#### Short problem
Tally up the lines below that include the word "name". Answer with the number alone.

--- START ---

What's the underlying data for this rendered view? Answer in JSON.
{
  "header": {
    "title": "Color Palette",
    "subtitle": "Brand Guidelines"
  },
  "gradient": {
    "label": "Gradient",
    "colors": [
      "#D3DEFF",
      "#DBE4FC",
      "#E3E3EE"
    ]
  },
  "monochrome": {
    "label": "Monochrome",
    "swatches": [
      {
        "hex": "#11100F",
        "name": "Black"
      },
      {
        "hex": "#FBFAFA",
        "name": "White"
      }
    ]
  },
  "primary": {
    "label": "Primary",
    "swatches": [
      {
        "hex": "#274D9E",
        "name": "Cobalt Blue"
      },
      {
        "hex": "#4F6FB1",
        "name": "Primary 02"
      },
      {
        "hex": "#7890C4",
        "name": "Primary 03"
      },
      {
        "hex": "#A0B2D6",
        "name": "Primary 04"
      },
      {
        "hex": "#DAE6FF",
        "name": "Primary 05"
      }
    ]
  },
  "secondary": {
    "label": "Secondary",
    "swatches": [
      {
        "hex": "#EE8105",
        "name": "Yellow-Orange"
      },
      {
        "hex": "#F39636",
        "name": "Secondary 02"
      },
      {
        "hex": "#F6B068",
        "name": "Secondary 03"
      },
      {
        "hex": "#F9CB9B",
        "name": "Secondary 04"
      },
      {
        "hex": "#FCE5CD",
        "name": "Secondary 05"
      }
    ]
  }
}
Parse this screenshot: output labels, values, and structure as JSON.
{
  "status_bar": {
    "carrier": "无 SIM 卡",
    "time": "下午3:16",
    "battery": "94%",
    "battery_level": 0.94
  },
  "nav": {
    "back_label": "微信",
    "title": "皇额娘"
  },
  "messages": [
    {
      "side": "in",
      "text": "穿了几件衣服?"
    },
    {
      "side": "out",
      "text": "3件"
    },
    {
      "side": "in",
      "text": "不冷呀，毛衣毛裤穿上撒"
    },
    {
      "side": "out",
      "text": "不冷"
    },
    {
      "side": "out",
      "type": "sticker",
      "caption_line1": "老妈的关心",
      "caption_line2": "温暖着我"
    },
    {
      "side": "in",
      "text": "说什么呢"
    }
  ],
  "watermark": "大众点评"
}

--- END ---

#### Problem solution
12